Task objective: Only the pictures are to be left out; set down the rest of the records exactly.

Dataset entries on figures
## Begin
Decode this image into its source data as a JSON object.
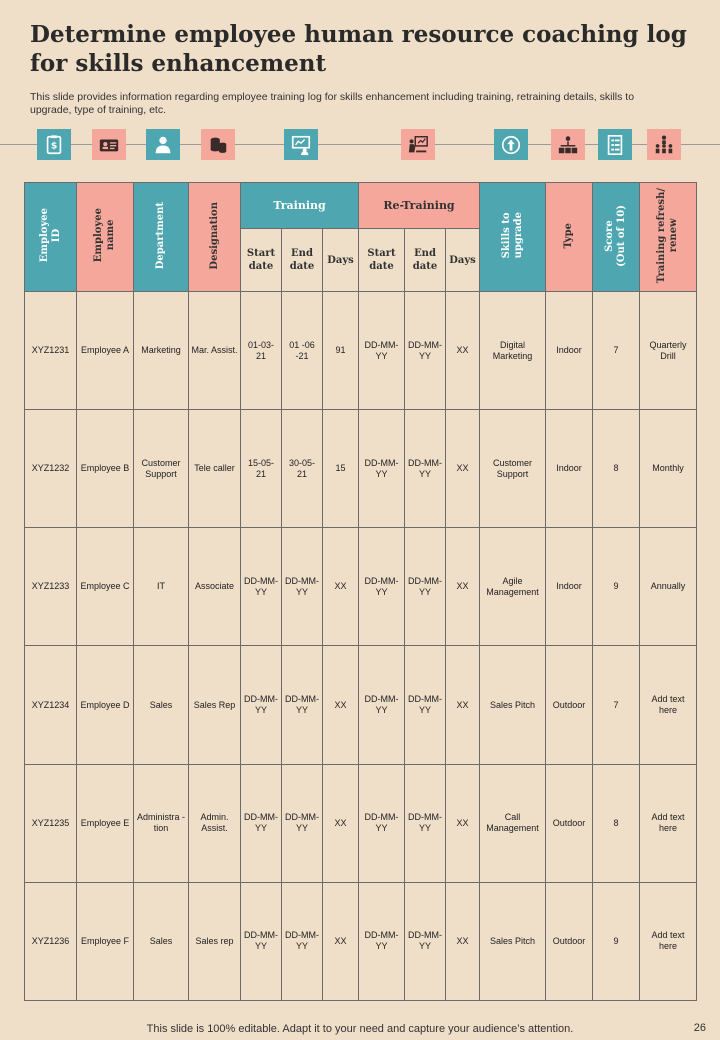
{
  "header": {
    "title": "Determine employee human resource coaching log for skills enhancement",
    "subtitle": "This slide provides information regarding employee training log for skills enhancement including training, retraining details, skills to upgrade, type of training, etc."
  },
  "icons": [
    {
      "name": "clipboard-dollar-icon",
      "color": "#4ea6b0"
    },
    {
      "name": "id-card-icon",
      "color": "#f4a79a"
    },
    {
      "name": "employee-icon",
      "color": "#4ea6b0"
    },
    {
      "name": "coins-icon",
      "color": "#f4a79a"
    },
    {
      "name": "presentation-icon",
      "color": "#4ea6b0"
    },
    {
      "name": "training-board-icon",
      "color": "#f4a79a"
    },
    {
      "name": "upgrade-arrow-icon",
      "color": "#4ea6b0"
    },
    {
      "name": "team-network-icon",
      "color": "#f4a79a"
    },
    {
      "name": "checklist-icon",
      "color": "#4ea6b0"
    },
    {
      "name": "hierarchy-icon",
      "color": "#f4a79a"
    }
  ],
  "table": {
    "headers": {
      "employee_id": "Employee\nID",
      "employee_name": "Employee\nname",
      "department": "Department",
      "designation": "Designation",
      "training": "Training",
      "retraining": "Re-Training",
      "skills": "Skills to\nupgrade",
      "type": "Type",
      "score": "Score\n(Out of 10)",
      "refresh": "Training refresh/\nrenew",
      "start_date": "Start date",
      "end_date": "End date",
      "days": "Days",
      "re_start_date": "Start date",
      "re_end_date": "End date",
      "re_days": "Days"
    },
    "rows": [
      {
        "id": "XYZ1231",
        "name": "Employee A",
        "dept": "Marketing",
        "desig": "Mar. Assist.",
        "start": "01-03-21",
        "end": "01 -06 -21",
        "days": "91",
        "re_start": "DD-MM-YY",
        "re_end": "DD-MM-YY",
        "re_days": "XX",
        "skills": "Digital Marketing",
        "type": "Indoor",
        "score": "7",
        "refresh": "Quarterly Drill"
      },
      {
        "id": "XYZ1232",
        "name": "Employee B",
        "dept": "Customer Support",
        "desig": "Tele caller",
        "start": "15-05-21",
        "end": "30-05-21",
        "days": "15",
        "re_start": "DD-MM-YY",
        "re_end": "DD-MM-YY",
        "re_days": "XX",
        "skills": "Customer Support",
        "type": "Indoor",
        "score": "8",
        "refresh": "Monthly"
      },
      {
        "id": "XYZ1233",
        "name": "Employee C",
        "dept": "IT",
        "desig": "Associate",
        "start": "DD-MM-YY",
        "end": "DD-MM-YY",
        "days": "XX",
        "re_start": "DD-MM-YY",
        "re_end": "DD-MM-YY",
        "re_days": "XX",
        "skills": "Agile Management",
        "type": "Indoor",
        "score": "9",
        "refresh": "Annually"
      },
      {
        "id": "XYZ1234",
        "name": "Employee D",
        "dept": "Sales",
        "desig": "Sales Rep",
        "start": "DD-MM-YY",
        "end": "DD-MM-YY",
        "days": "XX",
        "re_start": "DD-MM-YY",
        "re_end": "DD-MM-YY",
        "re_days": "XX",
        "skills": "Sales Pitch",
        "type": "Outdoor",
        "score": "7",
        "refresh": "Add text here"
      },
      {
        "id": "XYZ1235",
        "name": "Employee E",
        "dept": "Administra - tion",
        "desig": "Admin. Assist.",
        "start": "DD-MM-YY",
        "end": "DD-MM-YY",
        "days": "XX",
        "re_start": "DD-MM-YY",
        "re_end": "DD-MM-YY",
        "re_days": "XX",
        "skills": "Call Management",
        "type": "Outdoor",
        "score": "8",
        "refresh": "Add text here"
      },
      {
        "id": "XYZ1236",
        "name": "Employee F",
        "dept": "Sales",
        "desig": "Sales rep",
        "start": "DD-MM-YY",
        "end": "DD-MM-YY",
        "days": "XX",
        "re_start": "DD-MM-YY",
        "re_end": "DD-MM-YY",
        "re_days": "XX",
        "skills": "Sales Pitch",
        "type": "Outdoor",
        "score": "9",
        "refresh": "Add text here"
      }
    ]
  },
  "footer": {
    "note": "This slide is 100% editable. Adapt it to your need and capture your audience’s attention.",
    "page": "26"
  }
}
## End
The reply:
Decode this image into its source data as a JSON object.
{
  "header": {
    "title": "Determine employee human resource coaching log for skills enhancement",
    "subtitle": "This slide provides information regarding employee training log for skills enhancement including training, retraining details, skills to upgrade, type of training, etc."
  },
  "icons": [
    {
      "name": "clipboard-dollar-icon",
      "color": "#4ea6b0"
    },
    {
      "name": "id-card-icon",
      "color": "#f4a79a"
    },
    {
      "name": "employee-icon",
      "color": "#4ea6b0"
    },
    {
      "name": "coins-icon",
      "color": "#f4a79a"
    },
    {
      "name": "presentation-icon",
      "color": "#4ea6b0"
    },
    {
      "name": "training-board-icon",
      "color": "#f4a79a"
    },
    {
      "name": "upgrade-arrow-icon",
      "color": "#4ea6b0"
    },
    {
      "name": "team-network-icon",
      "color": "#f4a79a"
    },
    {
      "name": "checklist-icon",
      "color": "#4ea6b0"
    },
    {
      "name": "hierarchy-icon",
      "color": "#f4a79a"
    }
  ],
  "table": {
    "headers": {
      "employee_id": "Employee\nID",
      "employee_name": "Employee\nname",
      "department": "Department",
      "designation": "Designation",
      "training": "Training",
      "retraining": "Re-Training",
      "skills": "Skills to\nupgrade",
      "type": "Type",
      "score": "Score\n(Out of 10)",
      "refresh": "Training refresh/\nrenew",
      "start_date": "Start date",
      "end_date": "End date",
      "days": "Days",
      "re_start_date": "Start date",
      "re_end_date": "End date",
      "re_days": "Days"
    },
    "rows": [
      {
        "id": "XYZ1231",
        "name": "Employee A",
        "dept": "Marketing",
        "desig": "Mar. Assist.",
        "start": "01-03-21",
        "end": "01 -06 -21",
        "days": "91",
        "re_start": "DD-MM-YY",
        "re_end": "DD-MM-YY",
        "re_days": "XX",
        "skills": "Digital Marketing",
        "type": "Indoor",
        "score": "7",
        "refresh": "Quarterly Drill"
      },
      {
        "id": "XYZ1232",
        "name": "Employee B",
        "dept": "Customer Support",
        "desig": "Tele caller",
        "start": "15-05-21",
        "end": "30-05-21",
        "days": "15",
        "re_start": "DD-MM-YY",
        "re_end": "DD-MM-YY",
        "re_days": "XX",
        "skills": "Customer Support",
        "type": "Indoor",
        "score": "8",
        "refresh": "Monthly"
      },
      {
        "id": "XYZ1233",
        "name": "Employee C",
        "dept": "IT",
        "desig": "Associate",
        "start": "DD-MM-YY",
        "end": "DD-MM-YY",
        "days": "XX",
        "re_start": "DD-MM-YY",
        "re_end": "DD-MM-YY",
        "re_days": "XX",
        "skills": "Agile Management",
        "type": "Indoor",
        "score": "9",
        "refresh": "Annually"
      },
      {
        "id": "XYZ1234",
        "name": "Employee D",
        "dept": "Sales",
        "desig": "Sales Rep",
        "start": "DD-MM-YY",
        "end": "DD-MM-YY",
        "days": "XX",
        "re_start": "DD-MM-YY",
        "re_end": "DD-MM-YY",
        "re_days": "XX",
        "skills": "Sales Pitch",
        "type": "Outdoor",
        "score": "7",
        "refresh": "Add text here"
      },
      {
        "id": "XYZ1235",
        "name": "Employee E",
        "dept": "Administra - tion",
        "desig": "Admin. Assist.",
        "start": "DD-MM-YY",
        "end": "DD-MM-YY",
        "days": "XX",
        "re_start": "DD-MM-YY",
        "re_end": "DD-MM-YY",
        "re_days": "XX",
        "skills": "Call Management",
        "type": "Outdoor",
        "score": "8",
        "refresh": "Add text here"
      },
      {
        "id": "XYZ1236",
        "name": "Employee F",
        "dept": "Sales",
        "desig": "Sales rep",
        "start": "DD-MM-YY",
        "end": "DD-MM-YY",
        "days": "XX",
        "re_start": "DD-MM-YY",
        "re_end": "DD-MM-YY",
        "re_days": "XX",
        "skills": "Sales Pitch",
        "type": "Outdoor",
        "score": "9",
        "refresh": "Add text here"
      }
    ]
  },
  "footer": {
    "note": "This slide is 100% editable. Adapt it to your need and capture your audience’s attention.",
    "page": "26"
  }
}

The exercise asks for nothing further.